Write out the entries, please, from the line containing "What text is on this page?" through their final line, exactly and with nothing else.

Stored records

· · ·

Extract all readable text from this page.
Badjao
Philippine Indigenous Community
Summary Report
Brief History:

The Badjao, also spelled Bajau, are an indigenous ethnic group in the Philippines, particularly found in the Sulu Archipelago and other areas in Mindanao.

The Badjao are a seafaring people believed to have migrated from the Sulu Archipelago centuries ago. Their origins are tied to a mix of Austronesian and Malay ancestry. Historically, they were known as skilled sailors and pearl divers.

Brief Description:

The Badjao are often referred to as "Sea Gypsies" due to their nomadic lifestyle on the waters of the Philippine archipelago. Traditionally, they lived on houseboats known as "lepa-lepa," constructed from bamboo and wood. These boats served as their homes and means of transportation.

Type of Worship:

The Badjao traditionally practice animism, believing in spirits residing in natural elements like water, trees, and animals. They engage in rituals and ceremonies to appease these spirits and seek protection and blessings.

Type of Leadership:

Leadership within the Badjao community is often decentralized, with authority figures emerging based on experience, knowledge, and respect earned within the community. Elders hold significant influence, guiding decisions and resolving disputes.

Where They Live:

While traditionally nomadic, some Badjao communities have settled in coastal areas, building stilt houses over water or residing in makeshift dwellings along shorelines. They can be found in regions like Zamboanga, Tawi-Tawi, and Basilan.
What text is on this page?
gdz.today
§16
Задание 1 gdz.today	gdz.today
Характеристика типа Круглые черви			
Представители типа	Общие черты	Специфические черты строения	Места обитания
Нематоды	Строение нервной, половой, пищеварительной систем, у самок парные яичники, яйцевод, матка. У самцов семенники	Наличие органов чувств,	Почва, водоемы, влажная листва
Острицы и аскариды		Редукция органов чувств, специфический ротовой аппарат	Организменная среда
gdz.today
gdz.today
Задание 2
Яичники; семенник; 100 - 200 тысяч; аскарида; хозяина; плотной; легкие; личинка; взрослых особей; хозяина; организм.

· · ·

OUTPUT BELOW:
What text is on this page?
gdz.today
§16
Задание 1 gdz.today	gdz.today
Характеристика типа Круглые черви			
Представители типа	Общие черты	Специфические черты строения	Места обитания
Нематоды	Строение нервной, половой, пищеварительной систем, у самок парные яичники, яйцевод, матка. У самцов семенники	Наличие органов чувств,	Почва, водоемы, влажная листва
Острицы и аскариды		Редукция органов чувств, специфический ротовой аппарат	Организменная среда
gdz.today
gdz.today
Задание 2
Яичники; семенник; 100 - 200 тысяч; аскарида; хозяина; плотной; легкие; личинка; взрослых особей; хозяина; организм.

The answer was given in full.